** BEGIN Provided entries **

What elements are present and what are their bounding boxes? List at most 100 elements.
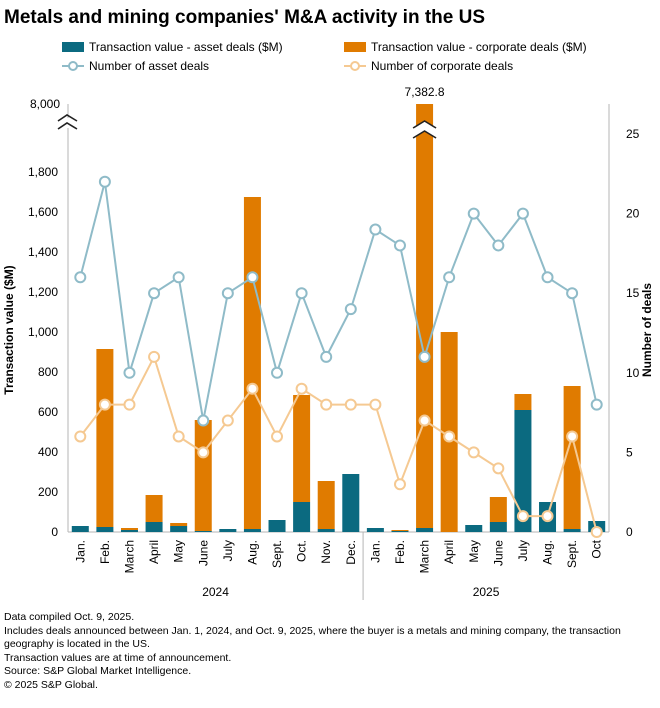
bar-asset-value bbox=[71, 526, 89, 532]
axes: 8,00002004006008001,0001,2001,4001,6001,… bbox=[2, 97, 654, 539]
legend-label-asset_value: Transaction value - asset deals ($M) bbox=[89, 40, 283, 54]
marker-corp_count bbox=[566, 430, 579, 443]
year-group-label: 2025 bbox=[473, 585, 500, 599]
bar-corporate-value bbox=[145, 495, 163, 522]
bar-corporate-value bbox=[293, 395, 311, 502]
note-source: Source: S&P Global Market Intelligence. bbox=[4, 665, 192, 678]
bar-corporate-value bbox=[317, 481, 335, 529]
legend-marker-corp_count bbox=[350, 61, 360, 71]
y-left-tick-label: 1,000 bbox=[28, 325, 58, 339]
marker-corp_count bbox=[172, 430, 185, 443]
marker-asset_count bbox=[393, 239, 406, 252]
marker-corp_count bbox=[516, 510, 529, 523]
x-tick-label: Dec. bbox=[344, 540, 358, 565]
marker-corp_count bbox=[320, 398, 333, 411]
x-tick-label: Jan. bbox=[368, 540, 382, 563]
bar-corporate-value bbox=[243, 197, 261, 529]
marker-corp_count bbox=[418, 414, 431, 427]
x-tick-label: March bbox=[418, 540, 432, 573]
chart-canvas: Transaction value - asset deals ($M) Tran… bbox=[2, 40, 654, 600]
note-compiled: Data compiled Oct. 9, 2025. bbox=[4, 611, 135, 623]
y-right-tick-label: 20 bbox=[626, 207, 640, 221]
legend-swatch-asset_value bbox=[62, 42, 84, 52]
y-right-tick-label: 10 bbox=[626, 366, 640, 380]
legend-label-corp_count: Number of corporate deals bbox=[371, 59, 513, 73]
bar-asset-value bbox=[563, 529, 581, 532]
bar-corporate-value bbox=[514, 394, 532, 410]
bar-corporate-value bbox=[563, 386, 581, 529]
y-left-tick-label: 400 bbox=[38, 445, 58, 459]
marker-asset_count bbox=[369, 223, 382, 236]
bar-asset-value bbox=[416, 528, 434, 532]
x-tick-label: Oct bbox=[590, 539, 604, 558]
lines bbox=[74, 175, 603, 538]
bar-asset-value bbox=[170, 526, 188, 532]
bar-break-mark bbox=[412, 120, 437, 139]
y-left-tick-label: 1,800 bbox=[28, 165, 58, 179]
marker-asset_count bbox=[320, 350, 333, 363]
marker-asset_count bbox=[246, 271, 259, 284]
bar-asset-value bbox=[219, 529, 237, 532]
marker-asset_count bbox=[98, 175, 111, 188]
marker-asset_count bbox=[467, 207, 480, 220]
bar-annotation: 7,382.8 bbox=[405, 85, 445, 99]
note-values: Transaction values are at time of announ… bbox=[4, 651, 232, 664]
x-tick-label: July bbox=[221, 540, 235, 561]
marker-asset_count bbox=[123, 366, 136, 379]
line-asset_count bbox=[79, 181, 598, 421]
year-group-label: 2024 bbox=[202, 585, 229, 599]
footnotes: Data compiled Oct. 9, 2025. Includes dea… bbox=[4, 611, 660, 693]
bar-asset-value bbox=[366, 528, 384, 532]
bar-asset-value bbox=[317, 529, 335, 532]
legend-swatch-corp_value bbox=[344, 42, 366, 52]
y-right-tick-label: 0 bbox=[626, 525, 633, 539]
marker-asset_count bbox=[541, 271, 554, 284]
x-tick-label: Jan. bbox=[73, 540, 87, 563]
x-tick-label: March bbox=[122, 540, 136, 573]
marker-corp_count bbox=[148, 350, 161, 363]
bar-asset-value bbox=[120, 530, 138, 532]
bars: 7,382.8 bbox=[71, 85, 606, 532]
marker-corp_count bbox=[590, 526, 603, 538]
marker-corp_count bbox=[492, 462, 505, 475]
marker-corp_count bbox=[271, 430, 284, 443]
bar-asset-value bbox=[243, 529, 261, 532]
bar-asset-value bbox=[96, 527, 114, 532]
legend: Transaction value - asset deals ($M) Tran… bbox=[62, 40, 587, 73]
x-tick-label: Aug. bbox=[245, 540, 259, 565]
marker-asset_count bbox=[492, 239, 505, 252]
marker-asset_count bbox=[271, 366, 284, 379]
bar-asset-value bbox=[268, 520, 286, 532]
bar-corporate-value bbox=[170, 523, 188, 526]
bar-asset-value bbox=[342, 474, 360, 532]
marker-asset_count bbox=[295, 287, 308, 300]
bar-asset-value bbox=[391, 531, 409, 532]
y-left-tick-label: 800 bbox=[38, 365, 58, 379]
y-right-tick-label: 15 bbox=[626, 286, 640, 300]
y-left-tick-label: 1,400 bbox=[28, 245, 58, 259]
x-tick-label: Oct. bbox=[295, 540, 309, 562]
marker-asset_count bbox=[516, 207, 529, 220]
marker-corp_count bbox=[74, 430, 87, 443]
x-tick-label: June bbox=[196, 540, 210, 566]
marker-corp_count bbox=[369, 398, 382, 411]
bar-corporate-value bbox=[416, 104, 434, 528]
marker-asset_count bbox=[344, 303, 357, 316]
x-tick-label: April bbox=[147, 540, 161, 564]
marker-asset_count bbox=[172, 271, 185, 284]
marker-corp_count bbox=[344, 398, 357, 411]
legend-label-asset_count: Number of asset deals bbox=[89, 59, 209, 73]
chart-title: Metals and mining companies' M&A activit… bbox=[4, 7, 486, 28]
bar-asset-value bbox=[514, 410, 532, 532]
marker-corp_count bbox=[393, 478, 406, 491]
marker-corp_count bbox=[443, 430, 456, 443]
y-left-break-label: 8,000 bbox=[30, 97, 60, 111]
marker-asset_count bbox=[148, 287, 161, 300]
marker-corp_count bbox=[295, 382, 308, 395]
x-tick-label: Sept. bbox=[270, 540, 284, 568]
line-corp_count bbox=[79, 354, 598, 533]
y-right-tick-label: 25 bbox=[626, 127, 640, 141]
x-tick-label: Aug. bbox=[541, 540, 555, 565]
note-copyright: © 2025 S&P Global. bbox=[4, 678, 98, 691]
bar-asset-value bbox=[465, 525, 483, 532]
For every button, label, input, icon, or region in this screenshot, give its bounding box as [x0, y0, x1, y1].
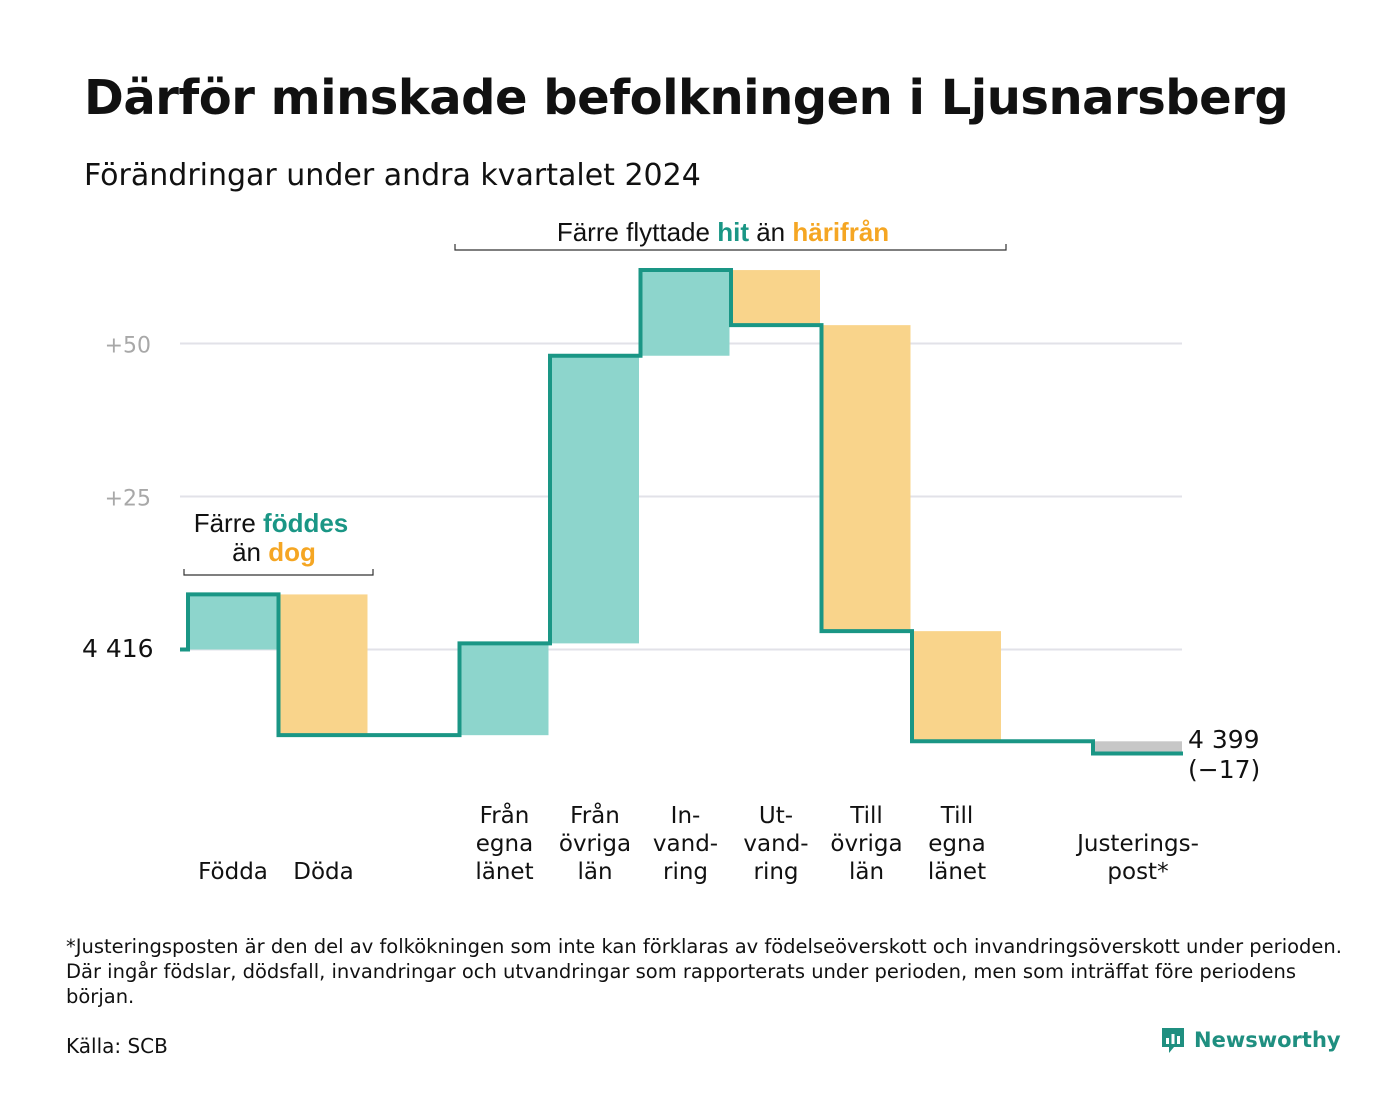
migration-annotation-prefix: Färre flyttade [557, 217, 717, 247]
births-annotation-prefix-2: än [232, 537, 268, 567]
bar-frånövrigalän [551, 355, 639, 644]
bar-utvandring [732, 270, 820, 326]
category-label: övriga [559, 831, 631, 857]
bar-tillegnalänet [913, 631, 1001, 742]
end-value-label: 4 399 [1188, 725, 1260, 754]
waterfall-chart: +50+25 Födda DödaFrånegnalänetFrånövrigal… [82, 217, 1260, 885]
category-label: Ut- [759, 803, 793, 829]
births-bracket [183, 569, 374, 576]
category-label: egna [928, 831, 985, 857]
bar-döda [279, 594, 368, 736]
svg-text:Färre föddes: Färre föddes [194, 508, 349, 538]
category-label: Från [480, 801, 530, 829]
category-label: Justerings- [1075, 831, 1199, 857]
brand-name: Newsworthy [1194, 1028, 1341, 1052]
births-annotation: Färre föddes än dog [183, 508, 374, 576]
migration-annotation-highlight-in: hit [717, 217, 749, 247]
page-title: Därför minskade befolkningen i Ljusnarsb… [84, 70, 1289, 126]
births-annotation-highlight-died: dog [268, 537, 316, 567]
running-total-line [180, 268, 1183, 756]
change-value-label: (−17) [1188, 755, 1260, 784]
category-labels: Födda DödaFrånegnalänetFrånövrigalänIn-va… [198, 801, 1199, 885]
page-subtitle: Förändringar under andra kvartalet 2024 [84, 158, 701, 193]
category-label: vand- [743, 831, 808, 857]
footnote: *Justeringsposten är den del av folkökni… [66, 935, 1342, 1008]
category-label: Till [849, 803, 883, 829]
category-label: egna [476, 831, 533, 857]
bar-justeringspost [1094, 741, 1182, 754]
y-axis-ticks: +50 +25 [105, 334, 151, 512]
bars [189, 270, 1182, 754]
source-label: Källa: SCB [66, 1034, 168, 1058]
migration-annotation: Färre flyttade hit än härifrån [454, 217, 1007, 251]
brand-logo[interactable]: Newsworthy [1160, 1026, 1341, 1054]
bar-födda [189, 594, 277, 650]
migration-annotation-highlight-out: härifrån [792, 217, 889, 247]
svg-text:än dog: än dog [232, 537, 316, 567]
category-label: län [577, 859, 612, 885]
category-label: Från [570, 801, 620, 829]
category-label: länet [928, 859, 986, 885]
category-label: Till [940, 803, 974, 829]
newsworthy-logo-icon [1160, 1026, 1186, 1054]
start-value-label: 4 416 [82, 634, 154, 663]
category-label: Födda [198, 859, 268, 885]
category-label: övriga [830, 831, 902, 857]
y-tick-label: +50 [105, 334, 151, 359]
category-label: In- [671, 803, 701, 829]
category-label: post* [1107, 859, 1168, 885]
svg-text:Färre flyttade hit än härifrån: Färre flyttade hit än härifrån [557, 217, 889, 247]
births-annotation-prefix-1: Färre [194, 508, 263, 538]
category-label: län [849, 859, 884, 885]
category-label: vand- [653, 831, 718, 857]
category-label: Döda [293, 859, 353, 885]
migration-annotation-middle: än [749, 217, 792, 247]
migration-bracket [454, 244, 1007, 251]
births-annotation-highlight-born: föddes [263, 508, 348, 538]
category-label: ring [663, 859, 708, 885]
category-label: länet [475, 859, 533, 885]
bar-frånegnalänet [460, 643, 549, 736]
y-tick-label: +25 [105, 487, 151, 512]
bar-invandring [641, 270, 730, 356]
category-label: ring [753, 859, 798, 885]
bar-tillövrigalän [822, 325, 911, 632]
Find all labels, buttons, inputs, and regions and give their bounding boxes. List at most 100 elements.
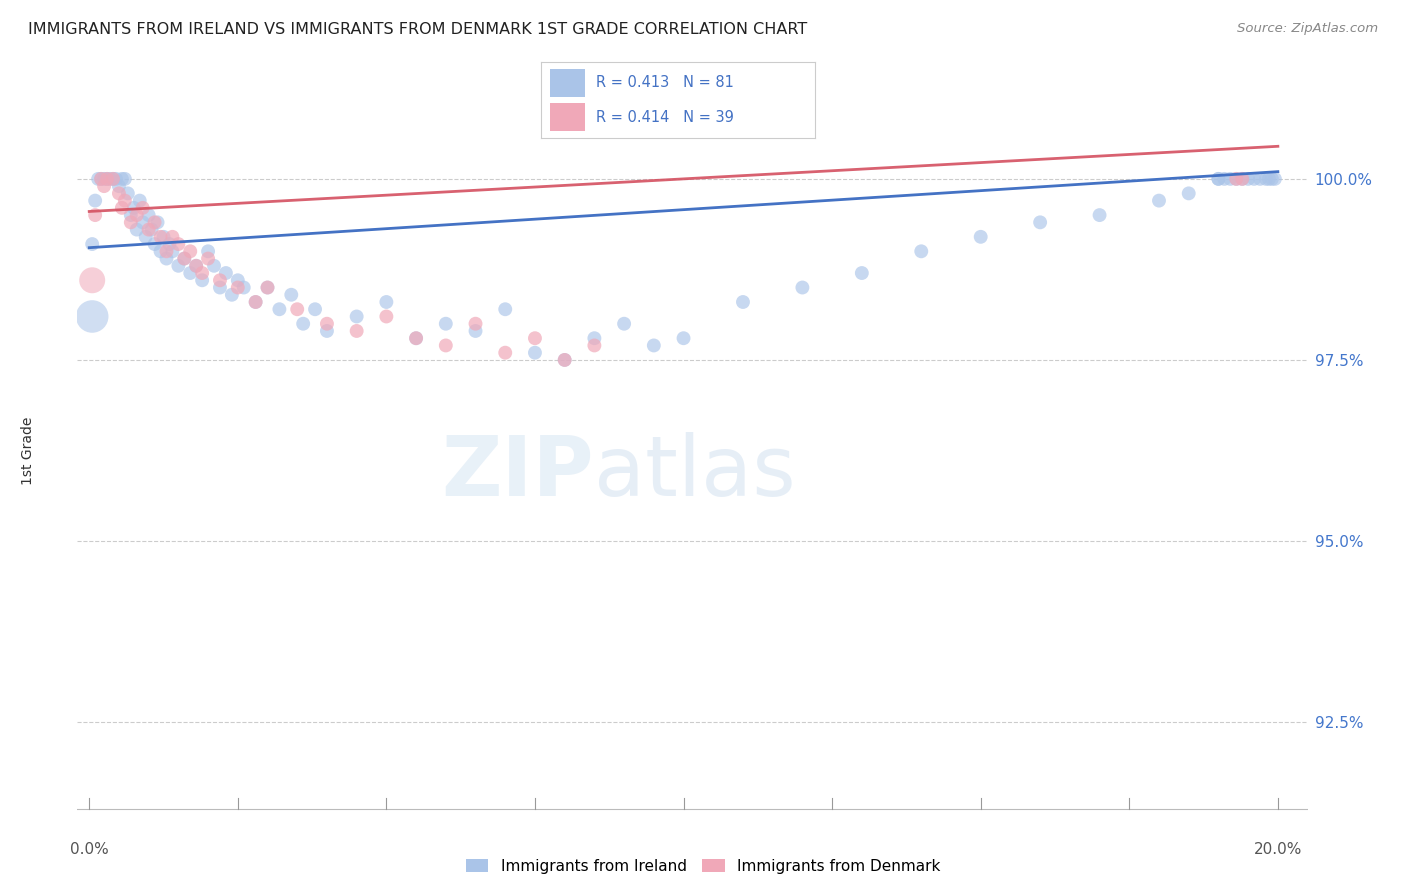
Point [197, 252, 219, 266]
Point [122, 201, 145, 215]
Text: IMMIGRANTS FROM IRELAND VS IMMIGRANTS FROM DENMARK 1ST GRADE CORRELATION CHART: IMMIGRANTS FROM IRELAND VS IMMIGRANTS FR… [28, 22, 807, 37]
Point [125, 208, 148, 222]
Text: 20.0%: 20.0% [1254, 841, 1302, 856]
Point [186, 259, 208, 273]
Point [1264, 172, 1286, 186]
Point [346, 310, 368, 324]
Point [104, 172, 127, 186]
Point [131, 201, 153, 215]
Point [1237, 172, 1260, 186]
Point [731, 295, 754, 310]
Point [1213, 172, 1236, 186]
Point [1232, 172, 1254, 186]
Point [101, 172, 124, 186]
Point [143, 237, 166, 252]
Point [375, 295, 398, 310]
Point [316, 317, 339, 331]
Point [191, 273, 214, 287]
Point [120, 215, 142, 229]
Point [120, 208, 142, 222]
Point [84, 208, 107, 222]
Point [138, 222, 160, 236]
Point [523, 331, 546, 345]
Point [82, 273, 104, 287]
Point [131, 215, 153, 229]
Point [970, 229, 993, 244]
Point [191, 266, 214, 280]
Point [208, 280, 231, 294]
Point [494, 302, 516, 317]
Point [111, 172, 134, 186]
Point [167, 259, 190, 273]
Point [316, 324, 339, 338]
Text: Source: ZipAtlas.com: Source: ZipAtlas.com [1237, 22, 1378, 36]
Text: atlas: atlas [595, 432, 796, 513]
Point [1249, 172, 1271, 186]
Point [1219, 172, 1241, 186]
Point [108, 179, 131, 194]
Legend: Immigrants from Ireland, Immigrants from Denmark: Immigrants from Ireland, Immigrants from… [460, 853, 946, 880]
Point [1208, 172, 1230, 186]
Point [149, 244, 172, 259]
Point [90, 172, 112, 186]
Text: 0.0%: 0.0% [70, 841, 108, 856]
Point [613, 317, 636, 331]
Point [197, 244, 219, 259]
Point [96, 172, 118, 186]
Point [155, 244, 177, 259]
Point [143, 215, 166, 229]
Point [208, 273, 231, 287]
Point [1225, 172, 1247, 186]
Point [554, 353, 576, 368]
Point [405, 331, 427, 345]
Point [82, 237, 104, 252]
Point [186, 259, 208, 273]
Point [1147, 194, 1170, 208]
Text: R = 0.413   N = 81: R = 0.413 N = 81 [596, 76, 734, 90]
Point [202, 259, 225, 273]
Point [554, 353, 576, 368]
Point [583, 338, 606, 352]
Point [1254, 172, 1277, 186]
Point [167, 237, 190, 252]
Text: ZIP: ZIP [441, 432, 595, 513]
Point [583, 331, 606, 345]
Point [1177, 186, 1199, 201]
Point [851, 266, 873, 280]
Point [292, 317, 315, 331]
Point [138, 208, 160, 222]
Point [114, 172, 136, 186]
Point [1243, 172, 1265, 186]
Bar [550, 103, 585, 130]
Point [464, 317, 486, 331]
Point [117, 186, 139, 201]
Point [111, 201, 134, 215]
Point [108, 186, 131, 201]
Bar [550, 70, 585, 96]
Point [179, 266, 201, 280]
Point [464, 324, 486, 338]
Point [215, 266, 238, 280]
Point [405, 331, 427, 345]
Point [146, 215, 169, 229]
Point [256, 280, 278, 294]
Point [87, 172, 110, 186]
Point [226, 273, 249, 287]
Point [494, 345, 516, 359]
Point [1029, 215, 1052, 229]
Point [173, 252, 195, 266]
Point [434, 338, 457, 352]
Point [1208, 172, 1230, 186]
Point [643, 338, 665, 352]
Point [232, 280, 254, 294]
Text: R = 0.414   N = 39: R = 0.414 N = 39 [596, 110, 734, 125]
Point [125, 222, 148, 236]
Point [98, 172, 121, 186]
Point [1232, 172, 1254, 186]
Point [269, 302, 291, 317]
Point [159, 237, 181, 252]
Point [149, 229, 172, 244]
Point [304, 302, 326, 317]
Text: 1st Grade: 1st Grade [21, 417, 35, 484]
Point [256, 280, 278, 294]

** END Provided entries **

The problem: Convert the lines of the listing above, from the line with "bar-asset-value bbox=[71, 526, 89, 532]" up to and including the line with "marker-corp_count bbox=[516, 510, 529, 523]", into a numbered list with blank lines left out.

Complete response:
1. bar-asset-value bbox=[71, 526, 89, 532]
2. axes: 8,00002004006008001,0001,2001,4001,6001,… bbox=[2, 97, 654, 539]
3. legend-label-asset_value: Transaction value - asset deals ($M) bbox=[89, 40, 283, 54]
4. marker-corp_count bbox=[566, 430, 579, 443]
5. year-group-label: 2025 bbox=[473, 585, 500, 599]
6. bar-corporate-value bbox=[145, 495, 163, 522]
7. bar-corporate-value bbox=[293, 395, 311, 502]
8. note-source: Source: S&P Global Market Intelligence. bbox=[4, 665, 192, 678]
9. bar-corporate-value bbox=[317, 481, 335, 529]
10. legend-marker-corp_count bbox=[350, 61, 360, 71]
11. y-left-tick-label: 1,000 bbox=[28, 325, 58, 339]
12. marker-corp_count bbox=[172, 430, 185, 443]
13. marker-asset_count bbox=[393, 239, 406, 252]
14. marker-corp_count bbox=[516, 510, 529, 523]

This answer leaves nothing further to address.